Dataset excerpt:
****

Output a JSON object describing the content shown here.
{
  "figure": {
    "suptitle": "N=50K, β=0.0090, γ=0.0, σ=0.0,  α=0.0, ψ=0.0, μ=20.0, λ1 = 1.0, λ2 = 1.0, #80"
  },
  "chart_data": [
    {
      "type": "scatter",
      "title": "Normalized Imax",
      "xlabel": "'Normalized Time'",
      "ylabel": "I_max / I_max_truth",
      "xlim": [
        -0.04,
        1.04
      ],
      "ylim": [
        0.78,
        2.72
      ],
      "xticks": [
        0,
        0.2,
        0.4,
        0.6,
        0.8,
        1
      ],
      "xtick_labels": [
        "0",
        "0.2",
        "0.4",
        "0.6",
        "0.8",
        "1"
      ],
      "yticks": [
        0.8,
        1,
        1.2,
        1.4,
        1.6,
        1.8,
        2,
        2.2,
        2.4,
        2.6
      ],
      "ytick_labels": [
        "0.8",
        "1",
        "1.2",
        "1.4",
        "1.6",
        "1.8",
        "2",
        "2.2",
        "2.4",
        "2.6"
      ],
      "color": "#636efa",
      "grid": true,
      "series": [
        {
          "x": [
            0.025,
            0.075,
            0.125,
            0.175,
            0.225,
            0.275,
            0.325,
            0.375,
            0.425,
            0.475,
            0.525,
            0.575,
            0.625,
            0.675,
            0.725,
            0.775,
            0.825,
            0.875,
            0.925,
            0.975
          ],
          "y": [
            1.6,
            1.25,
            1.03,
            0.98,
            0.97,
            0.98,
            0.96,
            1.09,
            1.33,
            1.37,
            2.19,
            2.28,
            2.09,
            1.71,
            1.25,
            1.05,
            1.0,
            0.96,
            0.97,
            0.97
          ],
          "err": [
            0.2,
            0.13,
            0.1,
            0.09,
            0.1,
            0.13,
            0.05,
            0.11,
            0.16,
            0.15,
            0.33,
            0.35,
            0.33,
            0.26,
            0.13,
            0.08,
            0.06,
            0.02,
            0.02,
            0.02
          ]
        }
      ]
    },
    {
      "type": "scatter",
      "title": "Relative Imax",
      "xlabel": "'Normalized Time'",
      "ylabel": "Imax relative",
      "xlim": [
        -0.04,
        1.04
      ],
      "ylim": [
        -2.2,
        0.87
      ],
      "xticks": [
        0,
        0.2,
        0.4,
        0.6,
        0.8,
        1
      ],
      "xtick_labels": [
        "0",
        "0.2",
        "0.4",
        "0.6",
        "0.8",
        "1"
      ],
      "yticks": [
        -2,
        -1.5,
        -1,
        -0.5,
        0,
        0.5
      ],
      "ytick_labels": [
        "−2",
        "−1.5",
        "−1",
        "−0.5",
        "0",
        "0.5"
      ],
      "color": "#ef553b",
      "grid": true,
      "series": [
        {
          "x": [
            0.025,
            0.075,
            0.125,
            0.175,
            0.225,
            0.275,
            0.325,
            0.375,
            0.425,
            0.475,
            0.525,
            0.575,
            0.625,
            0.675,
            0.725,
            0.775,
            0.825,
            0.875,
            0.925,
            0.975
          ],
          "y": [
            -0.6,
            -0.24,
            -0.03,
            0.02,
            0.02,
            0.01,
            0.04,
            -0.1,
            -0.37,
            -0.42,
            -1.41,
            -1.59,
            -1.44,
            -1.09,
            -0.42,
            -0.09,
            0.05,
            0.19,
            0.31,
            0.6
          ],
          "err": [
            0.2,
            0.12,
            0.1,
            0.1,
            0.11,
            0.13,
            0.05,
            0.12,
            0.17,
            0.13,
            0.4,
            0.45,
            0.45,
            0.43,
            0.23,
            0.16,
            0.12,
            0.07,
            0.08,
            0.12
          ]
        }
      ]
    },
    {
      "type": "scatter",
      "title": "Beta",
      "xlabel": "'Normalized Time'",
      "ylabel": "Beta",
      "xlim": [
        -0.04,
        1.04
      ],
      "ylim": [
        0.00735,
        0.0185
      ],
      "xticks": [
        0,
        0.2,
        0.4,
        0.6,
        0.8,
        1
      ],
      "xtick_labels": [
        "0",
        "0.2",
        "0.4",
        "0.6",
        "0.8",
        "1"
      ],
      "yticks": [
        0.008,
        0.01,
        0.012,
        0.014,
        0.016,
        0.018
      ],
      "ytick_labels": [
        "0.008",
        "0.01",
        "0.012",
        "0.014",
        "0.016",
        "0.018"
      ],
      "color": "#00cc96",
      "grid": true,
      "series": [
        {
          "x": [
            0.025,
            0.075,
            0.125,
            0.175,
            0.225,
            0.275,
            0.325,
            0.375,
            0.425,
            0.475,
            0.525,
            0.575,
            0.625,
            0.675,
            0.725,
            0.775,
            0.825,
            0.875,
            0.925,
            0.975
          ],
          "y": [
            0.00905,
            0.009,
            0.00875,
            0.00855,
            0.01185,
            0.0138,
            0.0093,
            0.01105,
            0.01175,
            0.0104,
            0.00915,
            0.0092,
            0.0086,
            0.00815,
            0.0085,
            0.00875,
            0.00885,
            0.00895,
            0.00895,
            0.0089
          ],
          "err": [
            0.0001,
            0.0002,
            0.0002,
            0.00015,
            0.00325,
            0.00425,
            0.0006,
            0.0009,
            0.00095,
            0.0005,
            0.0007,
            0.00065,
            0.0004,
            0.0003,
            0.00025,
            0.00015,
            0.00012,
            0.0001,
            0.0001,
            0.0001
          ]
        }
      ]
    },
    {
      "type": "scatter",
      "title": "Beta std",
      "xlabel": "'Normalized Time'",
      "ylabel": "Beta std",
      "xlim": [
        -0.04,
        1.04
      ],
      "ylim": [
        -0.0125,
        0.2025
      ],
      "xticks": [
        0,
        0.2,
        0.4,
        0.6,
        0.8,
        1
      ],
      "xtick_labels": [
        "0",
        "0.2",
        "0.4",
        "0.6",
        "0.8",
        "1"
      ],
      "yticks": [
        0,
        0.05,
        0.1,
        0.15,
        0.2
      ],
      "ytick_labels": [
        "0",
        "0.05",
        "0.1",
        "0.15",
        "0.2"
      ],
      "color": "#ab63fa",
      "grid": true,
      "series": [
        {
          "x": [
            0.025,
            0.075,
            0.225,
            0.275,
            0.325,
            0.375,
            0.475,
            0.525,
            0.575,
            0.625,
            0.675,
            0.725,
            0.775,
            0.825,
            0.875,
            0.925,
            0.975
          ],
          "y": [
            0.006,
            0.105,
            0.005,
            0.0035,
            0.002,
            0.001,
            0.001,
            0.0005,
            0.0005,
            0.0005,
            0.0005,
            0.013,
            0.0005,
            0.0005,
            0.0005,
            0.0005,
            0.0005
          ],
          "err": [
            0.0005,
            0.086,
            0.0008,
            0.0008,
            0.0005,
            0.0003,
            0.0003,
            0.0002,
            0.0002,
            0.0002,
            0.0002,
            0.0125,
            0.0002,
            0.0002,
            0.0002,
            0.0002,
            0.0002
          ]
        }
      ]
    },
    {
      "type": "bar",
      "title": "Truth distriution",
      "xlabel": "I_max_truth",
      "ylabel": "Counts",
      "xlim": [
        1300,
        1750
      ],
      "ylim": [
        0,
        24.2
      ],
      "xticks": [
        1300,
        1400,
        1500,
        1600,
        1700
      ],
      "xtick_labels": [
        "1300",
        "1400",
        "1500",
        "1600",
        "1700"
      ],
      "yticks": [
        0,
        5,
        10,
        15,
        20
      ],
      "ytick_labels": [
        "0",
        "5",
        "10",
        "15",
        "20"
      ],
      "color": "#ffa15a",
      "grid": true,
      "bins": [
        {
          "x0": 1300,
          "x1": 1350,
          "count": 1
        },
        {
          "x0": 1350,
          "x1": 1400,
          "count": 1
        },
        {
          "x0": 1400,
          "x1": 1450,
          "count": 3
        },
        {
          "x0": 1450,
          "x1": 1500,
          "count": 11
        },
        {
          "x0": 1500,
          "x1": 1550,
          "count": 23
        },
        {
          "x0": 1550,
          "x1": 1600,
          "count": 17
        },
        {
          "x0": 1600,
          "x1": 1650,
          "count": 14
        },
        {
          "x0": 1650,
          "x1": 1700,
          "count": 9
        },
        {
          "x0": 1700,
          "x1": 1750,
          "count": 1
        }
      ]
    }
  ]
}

****

| What is asked |
Read the entries and show each line that mentions "color".

| Written response |
      "color": "#636efa",
      "color": "#ef553b",
      "color": "#00cc96",
      "color": "#ab63fa",
      "color": "#ffa15a",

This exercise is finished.